EXERCISE AIM: List each line of the data that holds the string "highlight".

INFORMATION GIVEN:
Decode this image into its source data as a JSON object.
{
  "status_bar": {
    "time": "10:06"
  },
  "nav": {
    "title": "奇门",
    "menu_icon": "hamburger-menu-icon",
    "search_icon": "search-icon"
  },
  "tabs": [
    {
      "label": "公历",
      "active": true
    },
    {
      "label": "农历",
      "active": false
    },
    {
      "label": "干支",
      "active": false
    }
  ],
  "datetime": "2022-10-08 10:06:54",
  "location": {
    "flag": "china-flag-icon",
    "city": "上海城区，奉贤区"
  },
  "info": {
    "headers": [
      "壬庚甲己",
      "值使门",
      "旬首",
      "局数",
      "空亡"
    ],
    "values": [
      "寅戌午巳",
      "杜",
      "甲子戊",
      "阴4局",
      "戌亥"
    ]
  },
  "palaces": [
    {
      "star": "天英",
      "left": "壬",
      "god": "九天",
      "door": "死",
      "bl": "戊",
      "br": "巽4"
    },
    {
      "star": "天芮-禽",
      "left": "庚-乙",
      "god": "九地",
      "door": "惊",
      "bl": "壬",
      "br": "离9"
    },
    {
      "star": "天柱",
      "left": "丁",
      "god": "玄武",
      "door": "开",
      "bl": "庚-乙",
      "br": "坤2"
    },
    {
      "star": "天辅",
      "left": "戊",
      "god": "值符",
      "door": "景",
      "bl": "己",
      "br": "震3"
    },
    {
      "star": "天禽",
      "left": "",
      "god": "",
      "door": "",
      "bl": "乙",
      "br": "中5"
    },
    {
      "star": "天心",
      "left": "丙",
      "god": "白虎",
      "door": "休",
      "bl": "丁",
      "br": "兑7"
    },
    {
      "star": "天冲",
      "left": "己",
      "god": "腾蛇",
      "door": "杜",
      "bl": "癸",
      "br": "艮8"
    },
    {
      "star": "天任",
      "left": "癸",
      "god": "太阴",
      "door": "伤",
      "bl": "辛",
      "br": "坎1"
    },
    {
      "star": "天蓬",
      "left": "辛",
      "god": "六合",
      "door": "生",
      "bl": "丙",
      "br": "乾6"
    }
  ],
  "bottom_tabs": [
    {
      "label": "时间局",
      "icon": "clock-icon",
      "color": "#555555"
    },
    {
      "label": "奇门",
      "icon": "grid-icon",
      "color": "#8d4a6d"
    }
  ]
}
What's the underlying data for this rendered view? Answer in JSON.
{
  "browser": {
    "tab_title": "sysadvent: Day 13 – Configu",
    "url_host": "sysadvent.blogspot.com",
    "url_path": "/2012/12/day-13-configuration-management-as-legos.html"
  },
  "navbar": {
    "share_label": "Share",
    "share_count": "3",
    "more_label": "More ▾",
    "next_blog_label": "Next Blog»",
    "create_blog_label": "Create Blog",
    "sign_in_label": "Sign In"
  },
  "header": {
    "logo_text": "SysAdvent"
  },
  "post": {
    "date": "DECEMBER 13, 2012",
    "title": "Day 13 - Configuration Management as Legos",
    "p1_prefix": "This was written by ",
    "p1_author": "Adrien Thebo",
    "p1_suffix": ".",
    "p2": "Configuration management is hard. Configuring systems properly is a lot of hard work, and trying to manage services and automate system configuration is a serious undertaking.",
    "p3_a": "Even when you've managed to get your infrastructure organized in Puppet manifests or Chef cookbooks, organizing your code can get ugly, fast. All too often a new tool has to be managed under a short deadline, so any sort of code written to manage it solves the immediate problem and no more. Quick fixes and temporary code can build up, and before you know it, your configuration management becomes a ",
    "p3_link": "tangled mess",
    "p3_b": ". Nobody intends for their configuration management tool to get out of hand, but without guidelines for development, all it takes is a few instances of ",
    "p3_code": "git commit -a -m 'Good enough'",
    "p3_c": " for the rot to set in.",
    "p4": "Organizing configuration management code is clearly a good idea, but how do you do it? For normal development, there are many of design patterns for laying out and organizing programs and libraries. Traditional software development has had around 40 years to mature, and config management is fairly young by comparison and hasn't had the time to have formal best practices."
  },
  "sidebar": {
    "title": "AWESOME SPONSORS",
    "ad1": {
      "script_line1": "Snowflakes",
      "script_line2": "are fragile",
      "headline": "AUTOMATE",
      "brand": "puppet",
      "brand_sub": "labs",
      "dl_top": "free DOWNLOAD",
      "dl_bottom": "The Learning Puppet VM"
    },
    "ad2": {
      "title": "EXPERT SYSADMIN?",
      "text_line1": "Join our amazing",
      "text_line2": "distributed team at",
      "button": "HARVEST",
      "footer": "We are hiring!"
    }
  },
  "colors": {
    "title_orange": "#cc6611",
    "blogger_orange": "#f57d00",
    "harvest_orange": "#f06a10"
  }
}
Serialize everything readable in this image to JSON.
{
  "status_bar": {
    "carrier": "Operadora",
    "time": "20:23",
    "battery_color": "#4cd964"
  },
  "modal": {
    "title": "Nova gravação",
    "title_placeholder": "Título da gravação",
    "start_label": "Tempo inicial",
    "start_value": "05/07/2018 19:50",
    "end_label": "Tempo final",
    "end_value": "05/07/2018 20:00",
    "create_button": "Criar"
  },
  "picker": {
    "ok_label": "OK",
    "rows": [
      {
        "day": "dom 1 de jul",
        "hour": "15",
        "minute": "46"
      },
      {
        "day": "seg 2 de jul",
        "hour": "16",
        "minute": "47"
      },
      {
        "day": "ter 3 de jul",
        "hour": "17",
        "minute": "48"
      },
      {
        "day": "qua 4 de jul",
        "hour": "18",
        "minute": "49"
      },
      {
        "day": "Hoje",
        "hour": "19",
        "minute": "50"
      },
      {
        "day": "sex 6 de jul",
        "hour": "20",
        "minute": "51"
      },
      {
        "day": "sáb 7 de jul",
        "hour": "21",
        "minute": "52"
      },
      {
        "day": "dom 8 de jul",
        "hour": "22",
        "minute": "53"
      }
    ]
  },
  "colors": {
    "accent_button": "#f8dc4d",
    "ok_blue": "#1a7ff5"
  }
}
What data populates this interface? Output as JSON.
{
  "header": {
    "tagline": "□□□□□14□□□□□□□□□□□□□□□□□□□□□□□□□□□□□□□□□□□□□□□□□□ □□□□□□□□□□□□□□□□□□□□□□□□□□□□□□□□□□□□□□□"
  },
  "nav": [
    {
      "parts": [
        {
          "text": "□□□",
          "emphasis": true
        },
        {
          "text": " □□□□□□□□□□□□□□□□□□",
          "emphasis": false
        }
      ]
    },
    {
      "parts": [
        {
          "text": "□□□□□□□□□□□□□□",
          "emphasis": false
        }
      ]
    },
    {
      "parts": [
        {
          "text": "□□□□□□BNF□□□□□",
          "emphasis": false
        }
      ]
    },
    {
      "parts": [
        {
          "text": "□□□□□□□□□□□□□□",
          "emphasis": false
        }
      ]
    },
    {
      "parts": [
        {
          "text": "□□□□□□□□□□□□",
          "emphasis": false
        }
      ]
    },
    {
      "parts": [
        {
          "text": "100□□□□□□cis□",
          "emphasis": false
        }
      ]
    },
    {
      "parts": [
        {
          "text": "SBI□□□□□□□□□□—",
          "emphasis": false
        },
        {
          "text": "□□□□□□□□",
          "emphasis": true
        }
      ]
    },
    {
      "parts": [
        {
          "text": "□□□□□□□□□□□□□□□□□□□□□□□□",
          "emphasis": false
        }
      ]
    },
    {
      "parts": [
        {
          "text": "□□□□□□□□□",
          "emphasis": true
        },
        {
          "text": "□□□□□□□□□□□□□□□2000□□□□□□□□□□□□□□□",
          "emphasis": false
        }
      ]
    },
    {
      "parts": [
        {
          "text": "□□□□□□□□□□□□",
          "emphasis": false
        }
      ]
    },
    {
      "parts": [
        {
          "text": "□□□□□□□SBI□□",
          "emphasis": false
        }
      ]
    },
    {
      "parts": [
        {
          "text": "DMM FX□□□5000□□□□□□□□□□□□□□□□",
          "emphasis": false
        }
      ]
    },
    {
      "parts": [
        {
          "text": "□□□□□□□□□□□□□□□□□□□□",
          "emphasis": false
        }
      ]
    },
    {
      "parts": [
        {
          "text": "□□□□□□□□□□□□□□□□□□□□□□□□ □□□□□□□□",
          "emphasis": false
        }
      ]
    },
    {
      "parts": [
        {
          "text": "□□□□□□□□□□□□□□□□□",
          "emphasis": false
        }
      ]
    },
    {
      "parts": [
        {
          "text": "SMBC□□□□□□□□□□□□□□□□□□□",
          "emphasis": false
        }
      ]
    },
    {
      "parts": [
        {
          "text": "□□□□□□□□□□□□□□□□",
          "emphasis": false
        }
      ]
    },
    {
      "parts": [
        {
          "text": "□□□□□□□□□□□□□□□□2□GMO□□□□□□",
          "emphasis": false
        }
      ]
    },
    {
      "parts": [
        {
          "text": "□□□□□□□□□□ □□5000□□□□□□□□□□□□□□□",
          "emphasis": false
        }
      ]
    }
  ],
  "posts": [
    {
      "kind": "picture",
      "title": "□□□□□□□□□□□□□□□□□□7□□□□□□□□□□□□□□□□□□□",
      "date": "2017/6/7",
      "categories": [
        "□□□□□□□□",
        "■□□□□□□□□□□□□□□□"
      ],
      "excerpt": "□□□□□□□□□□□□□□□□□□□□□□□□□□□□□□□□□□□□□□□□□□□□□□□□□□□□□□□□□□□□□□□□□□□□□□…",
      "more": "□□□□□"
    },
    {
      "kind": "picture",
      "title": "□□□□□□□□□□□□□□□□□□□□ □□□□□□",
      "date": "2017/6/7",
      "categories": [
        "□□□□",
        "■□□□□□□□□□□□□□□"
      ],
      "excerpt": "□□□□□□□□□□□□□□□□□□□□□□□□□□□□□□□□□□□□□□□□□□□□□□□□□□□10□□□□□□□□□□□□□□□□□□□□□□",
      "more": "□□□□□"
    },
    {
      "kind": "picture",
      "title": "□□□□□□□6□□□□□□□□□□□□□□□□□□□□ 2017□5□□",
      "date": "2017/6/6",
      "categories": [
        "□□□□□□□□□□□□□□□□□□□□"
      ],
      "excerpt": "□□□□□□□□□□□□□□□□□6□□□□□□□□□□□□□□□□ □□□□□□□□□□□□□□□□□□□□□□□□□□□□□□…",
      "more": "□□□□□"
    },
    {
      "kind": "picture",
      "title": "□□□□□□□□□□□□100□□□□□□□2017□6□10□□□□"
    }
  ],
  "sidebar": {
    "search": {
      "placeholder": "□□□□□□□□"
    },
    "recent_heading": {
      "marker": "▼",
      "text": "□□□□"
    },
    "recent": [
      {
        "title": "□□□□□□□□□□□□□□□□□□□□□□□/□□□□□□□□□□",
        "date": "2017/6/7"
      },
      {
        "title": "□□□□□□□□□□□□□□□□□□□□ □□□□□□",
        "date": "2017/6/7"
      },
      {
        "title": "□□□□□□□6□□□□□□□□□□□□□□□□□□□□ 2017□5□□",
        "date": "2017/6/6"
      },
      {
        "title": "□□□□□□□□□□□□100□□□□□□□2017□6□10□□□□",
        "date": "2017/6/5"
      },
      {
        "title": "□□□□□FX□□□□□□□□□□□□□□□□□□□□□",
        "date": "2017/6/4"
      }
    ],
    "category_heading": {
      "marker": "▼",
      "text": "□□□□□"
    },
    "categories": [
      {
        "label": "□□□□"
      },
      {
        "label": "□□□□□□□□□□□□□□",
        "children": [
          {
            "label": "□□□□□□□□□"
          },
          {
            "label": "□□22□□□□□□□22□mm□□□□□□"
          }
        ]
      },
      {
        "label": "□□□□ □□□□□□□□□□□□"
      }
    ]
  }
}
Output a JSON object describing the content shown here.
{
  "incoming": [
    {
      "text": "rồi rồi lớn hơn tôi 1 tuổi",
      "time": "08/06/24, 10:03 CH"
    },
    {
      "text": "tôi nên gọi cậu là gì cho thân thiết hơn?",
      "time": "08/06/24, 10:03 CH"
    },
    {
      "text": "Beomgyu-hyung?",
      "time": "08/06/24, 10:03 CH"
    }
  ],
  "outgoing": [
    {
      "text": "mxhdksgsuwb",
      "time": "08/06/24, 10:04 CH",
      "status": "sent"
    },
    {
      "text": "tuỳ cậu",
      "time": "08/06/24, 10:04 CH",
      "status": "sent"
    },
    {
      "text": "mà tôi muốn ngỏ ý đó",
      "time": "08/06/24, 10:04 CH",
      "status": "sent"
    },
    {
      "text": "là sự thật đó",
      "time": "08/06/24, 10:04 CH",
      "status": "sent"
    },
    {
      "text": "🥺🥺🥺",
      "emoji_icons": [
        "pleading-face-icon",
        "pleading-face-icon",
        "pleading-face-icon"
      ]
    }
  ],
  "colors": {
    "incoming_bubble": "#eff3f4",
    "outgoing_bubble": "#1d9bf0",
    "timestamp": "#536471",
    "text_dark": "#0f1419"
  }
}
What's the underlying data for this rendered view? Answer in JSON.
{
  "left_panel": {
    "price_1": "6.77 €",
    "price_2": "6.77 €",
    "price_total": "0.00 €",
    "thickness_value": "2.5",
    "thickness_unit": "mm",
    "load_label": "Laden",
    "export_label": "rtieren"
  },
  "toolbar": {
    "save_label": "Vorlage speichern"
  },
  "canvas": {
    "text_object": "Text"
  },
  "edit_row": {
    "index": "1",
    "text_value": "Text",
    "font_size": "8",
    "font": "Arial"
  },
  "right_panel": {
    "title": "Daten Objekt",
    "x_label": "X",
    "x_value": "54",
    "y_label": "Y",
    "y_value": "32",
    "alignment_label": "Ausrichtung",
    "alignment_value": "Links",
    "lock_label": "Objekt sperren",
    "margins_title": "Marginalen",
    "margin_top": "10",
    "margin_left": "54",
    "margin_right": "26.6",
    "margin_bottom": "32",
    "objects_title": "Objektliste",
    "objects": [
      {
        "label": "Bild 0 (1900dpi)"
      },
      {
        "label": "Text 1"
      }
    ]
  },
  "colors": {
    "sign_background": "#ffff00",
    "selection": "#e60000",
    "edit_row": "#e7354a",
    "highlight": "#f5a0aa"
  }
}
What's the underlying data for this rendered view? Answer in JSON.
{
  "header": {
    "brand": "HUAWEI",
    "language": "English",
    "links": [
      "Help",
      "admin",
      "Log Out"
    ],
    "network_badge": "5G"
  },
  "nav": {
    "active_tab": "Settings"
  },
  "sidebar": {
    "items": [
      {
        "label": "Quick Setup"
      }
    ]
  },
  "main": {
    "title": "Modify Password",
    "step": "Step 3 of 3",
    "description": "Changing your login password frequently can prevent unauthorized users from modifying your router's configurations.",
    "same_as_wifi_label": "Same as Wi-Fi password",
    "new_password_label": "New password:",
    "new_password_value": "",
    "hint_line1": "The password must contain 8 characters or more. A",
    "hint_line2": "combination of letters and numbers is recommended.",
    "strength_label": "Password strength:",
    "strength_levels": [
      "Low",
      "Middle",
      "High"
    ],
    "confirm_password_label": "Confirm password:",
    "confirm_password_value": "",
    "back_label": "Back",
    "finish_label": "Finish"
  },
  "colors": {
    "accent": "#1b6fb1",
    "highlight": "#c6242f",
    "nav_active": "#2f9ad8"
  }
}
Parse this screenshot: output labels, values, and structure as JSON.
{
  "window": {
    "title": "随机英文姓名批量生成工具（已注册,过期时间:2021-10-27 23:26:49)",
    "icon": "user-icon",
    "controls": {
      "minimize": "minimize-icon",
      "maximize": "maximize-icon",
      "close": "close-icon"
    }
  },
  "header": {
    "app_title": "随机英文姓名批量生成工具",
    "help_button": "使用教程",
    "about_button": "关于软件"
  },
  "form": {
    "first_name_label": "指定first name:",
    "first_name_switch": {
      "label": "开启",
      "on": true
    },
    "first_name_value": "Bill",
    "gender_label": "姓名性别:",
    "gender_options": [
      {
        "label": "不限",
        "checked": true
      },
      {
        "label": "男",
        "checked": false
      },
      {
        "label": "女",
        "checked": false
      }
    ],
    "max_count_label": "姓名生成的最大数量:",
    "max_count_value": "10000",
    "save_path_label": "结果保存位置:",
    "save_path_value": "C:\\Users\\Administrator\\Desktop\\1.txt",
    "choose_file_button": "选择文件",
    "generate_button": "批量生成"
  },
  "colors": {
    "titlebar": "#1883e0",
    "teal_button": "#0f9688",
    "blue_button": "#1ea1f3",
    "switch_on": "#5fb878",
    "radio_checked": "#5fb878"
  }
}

SOLVED EXERCISE:
    "highlight": "#f5a0aa"
    "highlight": "#c6242f",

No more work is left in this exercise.